### Exercise task
Gather, from the listing beneath this task, every line holding the string "flag".

Dataset listings of figures
## Start
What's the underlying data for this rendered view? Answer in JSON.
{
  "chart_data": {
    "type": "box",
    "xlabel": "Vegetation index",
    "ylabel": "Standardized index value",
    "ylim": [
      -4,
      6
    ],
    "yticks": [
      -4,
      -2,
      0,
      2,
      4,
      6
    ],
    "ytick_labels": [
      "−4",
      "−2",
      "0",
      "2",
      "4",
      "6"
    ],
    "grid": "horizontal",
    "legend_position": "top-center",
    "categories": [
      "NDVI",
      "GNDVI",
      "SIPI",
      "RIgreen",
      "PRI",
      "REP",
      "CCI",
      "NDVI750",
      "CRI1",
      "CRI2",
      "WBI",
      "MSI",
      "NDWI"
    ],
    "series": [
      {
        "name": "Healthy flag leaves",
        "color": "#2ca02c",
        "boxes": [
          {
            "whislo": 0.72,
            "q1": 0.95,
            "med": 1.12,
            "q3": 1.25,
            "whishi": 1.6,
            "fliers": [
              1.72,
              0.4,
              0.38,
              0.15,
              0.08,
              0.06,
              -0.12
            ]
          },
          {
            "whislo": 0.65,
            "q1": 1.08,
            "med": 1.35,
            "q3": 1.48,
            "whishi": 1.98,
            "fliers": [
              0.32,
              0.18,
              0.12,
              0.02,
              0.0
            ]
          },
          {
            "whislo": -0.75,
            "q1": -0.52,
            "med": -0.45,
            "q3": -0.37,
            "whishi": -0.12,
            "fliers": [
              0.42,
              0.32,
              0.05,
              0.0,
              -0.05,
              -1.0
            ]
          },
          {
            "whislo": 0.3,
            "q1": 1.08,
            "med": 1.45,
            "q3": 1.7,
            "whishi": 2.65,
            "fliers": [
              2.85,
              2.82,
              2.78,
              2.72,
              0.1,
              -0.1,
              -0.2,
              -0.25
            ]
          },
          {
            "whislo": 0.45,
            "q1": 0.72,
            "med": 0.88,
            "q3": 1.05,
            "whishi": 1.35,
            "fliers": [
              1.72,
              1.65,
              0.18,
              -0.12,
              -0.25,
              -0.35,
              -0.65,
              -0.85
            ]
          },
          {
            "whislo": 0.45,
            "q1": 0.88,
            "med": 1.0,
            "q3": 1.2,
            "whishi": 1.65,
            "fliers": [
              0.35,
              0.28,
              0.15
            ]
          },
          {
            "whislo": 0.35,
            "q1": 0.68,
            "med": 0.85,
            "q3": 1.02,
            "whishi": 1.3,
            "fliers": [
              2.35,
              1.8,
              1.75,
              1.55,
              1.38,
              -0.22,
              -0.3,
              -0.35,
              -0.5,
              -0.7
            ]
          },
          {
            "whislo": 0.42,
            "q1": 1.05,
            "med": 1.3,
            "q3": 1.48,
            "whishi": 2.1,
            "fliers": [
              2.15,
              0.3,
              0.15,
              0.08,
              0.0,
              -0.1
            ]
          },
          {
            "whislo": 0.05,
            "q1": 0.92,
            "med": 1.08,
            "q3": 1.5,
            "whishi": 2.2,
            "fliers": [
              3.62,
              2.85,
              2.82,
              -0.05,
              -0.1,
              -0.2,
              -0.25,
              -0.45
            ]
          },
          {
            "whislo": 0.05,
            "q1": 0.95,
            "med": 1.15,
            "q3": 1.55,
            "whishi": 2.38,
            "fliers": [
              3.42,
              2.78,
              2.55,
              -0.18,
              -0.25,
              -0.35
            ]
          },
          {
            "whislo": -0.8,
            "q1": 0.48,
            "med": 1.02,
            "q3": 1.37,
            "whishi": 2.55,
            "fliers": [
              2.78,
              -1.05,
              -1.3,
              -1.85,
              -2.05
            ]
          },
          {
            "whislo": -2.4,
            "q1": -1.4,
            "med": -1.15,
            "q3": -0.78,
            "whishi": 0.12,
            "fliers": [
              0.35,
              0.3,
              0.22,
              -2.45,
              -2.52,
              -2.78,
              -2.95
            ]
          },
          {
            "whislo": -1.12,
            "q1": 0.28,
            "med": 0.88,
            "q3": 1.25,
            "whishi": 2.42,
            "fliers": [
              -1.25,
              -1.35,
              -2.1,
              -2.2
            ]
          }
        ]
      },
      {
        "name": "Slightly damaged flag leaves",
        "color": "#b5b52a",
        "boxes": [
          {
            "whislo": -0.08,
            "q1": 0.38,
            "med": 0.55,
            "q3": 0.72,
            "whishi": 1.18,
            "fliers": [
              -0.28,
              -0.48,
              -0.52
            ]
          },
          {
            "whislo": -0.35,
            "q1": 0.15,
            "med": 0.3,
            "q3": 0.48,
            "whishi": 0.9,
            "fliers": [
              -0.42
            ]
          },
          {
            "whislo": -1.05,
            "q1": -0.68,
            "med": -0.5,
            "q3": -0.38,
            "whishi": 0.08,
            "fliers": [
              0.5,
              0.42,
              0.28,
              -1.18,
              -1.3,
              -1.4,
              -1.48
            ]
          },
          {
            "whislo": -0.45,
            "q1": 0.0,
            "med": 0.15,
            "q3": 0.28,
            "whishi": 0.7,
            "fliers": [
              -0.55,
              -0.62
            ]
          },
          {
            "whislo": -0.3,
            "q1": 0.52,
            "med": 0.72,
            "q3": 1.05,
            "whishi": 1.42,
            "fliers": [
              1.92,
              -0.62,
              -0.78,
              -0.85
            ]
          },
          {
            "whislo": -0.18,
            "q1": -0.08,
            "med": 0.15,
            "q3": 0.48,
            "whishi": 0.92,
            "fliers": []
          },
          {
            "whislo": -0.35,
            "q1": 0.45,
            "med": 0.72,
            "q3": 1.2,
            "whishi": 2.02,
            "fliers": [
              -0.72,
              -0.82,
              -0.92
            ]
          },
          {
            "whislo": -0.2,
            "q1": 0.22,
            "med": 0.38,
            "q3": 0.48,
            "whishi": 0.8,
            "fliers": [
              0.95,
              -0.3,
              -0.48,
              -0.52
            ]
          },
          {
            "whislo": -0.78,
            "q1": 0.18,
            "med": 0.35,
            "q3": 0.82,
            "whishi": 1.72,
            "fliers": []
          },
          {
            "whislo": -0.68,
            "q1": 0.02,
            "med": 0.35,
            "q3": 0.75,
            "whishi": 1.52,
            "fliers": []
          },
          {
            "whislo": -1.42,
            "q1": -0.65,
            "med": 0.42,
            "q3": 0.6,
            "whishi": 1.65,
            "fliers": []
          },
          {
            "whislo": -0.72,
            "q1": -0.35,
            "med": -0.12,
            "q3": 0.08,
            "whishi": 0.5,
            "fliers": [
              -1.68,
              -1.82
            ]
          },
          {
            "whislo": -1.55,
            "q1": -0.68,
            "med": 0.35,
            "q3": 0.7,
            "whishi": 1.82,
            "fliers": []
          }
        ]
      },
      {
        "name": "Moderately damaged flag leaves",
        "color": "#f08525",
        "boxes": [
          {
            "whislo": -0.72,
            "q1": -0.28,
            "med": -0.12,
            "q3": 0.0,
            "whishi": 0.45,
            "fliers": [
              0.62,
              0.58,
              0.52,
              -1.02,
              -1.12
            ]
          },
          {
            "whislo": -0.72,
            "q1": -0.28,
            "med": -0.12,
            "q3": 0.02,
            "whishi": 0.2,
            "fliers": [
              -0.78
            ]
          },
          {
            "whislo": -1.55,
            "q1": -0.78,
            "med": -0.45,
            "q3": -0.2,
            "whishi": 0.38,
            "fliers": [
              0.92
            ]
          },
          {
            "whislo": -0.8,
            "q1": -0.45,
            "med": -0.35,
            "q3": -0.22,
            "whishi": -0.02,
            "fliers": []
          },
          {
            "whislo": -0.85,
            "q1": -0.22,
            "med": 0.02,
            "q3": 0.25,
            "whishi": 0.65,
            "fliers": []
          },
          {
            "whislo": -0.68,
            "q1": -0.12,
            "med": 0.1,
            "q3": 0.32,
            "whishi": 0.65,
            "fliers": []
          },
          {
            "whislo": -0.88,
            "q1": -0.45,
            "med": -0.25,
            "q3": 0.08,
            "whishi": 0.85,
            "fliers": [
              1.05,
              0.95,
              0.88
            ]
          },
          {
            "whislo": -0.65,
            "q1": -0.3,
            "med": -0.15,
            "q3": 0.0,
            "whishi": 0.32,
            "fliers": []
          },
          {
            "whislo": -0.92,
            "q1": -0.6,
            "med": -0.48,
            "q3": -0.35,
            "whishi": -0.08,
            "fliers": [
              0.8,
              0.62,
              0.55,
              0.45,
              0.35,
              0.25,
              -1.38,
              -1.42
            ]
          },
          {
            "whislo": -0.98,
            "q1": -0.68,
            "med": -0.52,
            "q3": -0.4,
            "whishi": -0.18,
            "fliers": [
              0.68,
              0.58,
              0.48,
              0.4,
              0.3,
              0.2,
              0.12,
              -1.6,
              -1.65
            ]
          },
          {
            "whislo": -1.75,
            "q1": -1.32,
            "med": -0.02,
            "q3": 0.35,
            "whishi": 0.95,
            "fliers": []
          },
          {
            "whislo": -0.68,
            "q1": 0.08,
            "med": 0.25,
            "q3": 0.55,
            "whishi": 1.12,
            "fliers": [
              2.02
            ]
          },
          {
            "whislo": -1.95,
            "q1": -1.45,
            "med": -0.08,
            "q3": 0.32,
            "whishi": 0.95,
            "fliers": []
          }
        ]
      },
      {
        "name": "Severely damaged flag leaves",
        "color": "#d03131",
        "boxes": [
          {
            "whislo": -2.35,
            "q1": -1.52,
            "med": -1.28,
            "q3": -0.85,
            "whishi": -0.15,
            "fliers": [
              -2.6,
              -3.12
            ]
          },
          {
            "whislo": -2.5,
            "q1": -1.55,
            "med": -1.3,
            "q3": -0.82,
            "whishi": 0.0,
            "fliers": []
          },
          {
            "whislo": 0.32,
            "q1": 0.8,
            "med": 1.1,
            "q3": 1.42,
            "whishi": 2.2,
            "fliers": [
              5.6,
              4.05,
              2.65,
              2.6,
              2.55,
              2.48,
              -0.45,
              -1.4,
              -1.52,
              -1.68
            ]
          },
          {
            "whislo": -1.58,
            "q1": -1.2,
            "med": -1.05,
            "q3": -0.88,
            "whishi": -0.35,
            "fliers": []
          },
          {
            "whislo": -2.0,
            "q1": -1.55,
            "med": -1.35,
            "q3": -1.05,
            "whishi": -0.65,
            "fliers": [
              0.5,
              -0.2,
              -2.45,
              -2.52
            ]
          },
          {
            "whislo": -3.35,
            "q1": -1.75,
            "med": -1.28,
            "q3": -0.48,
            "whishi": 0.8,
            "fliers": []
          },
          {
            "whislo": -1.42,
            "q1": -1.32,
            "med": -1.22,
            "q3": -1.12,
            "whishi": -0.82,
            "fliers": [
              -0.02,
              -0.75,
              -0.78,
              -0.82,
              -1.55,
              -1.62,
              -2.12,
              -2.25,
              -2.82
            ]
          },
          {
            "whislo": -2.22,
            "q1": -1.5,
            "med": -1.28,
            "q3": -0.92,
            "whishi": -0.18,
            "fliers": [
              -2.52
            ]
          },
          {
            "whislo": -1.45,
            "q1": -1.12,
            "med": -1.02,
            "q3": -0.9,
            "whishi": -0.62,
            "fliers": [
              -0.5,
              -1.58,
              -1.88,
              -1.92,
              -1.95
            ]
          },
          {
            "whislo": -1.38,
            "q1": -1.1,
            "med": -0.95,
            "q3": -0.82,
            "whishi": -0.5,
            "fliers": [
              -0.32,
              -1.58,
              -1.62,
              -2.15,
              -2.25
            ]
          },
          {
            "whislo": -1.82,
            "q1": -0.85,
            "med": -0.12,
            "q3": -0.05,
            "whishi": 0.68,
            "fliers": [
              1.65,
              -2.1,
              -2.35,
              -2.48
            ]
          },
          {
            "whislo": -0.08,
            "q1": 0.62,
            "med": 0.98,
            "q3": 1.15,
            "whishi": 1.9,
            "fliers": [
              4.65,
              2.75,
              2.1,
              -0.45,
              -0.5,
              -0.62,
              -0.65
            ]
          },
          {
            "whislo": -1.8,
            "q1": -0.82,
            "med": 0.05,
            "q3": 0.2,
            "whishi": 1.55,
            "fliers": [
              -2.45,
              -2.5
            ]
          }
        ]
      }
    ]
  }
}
## End
### Reply
        "name": "Healthy flag leaves",
        "name": "Slightly damaged flag leaves",
        "name": "Moderately damaged flag leaves",
        "name": "Severely damaged flag leaves",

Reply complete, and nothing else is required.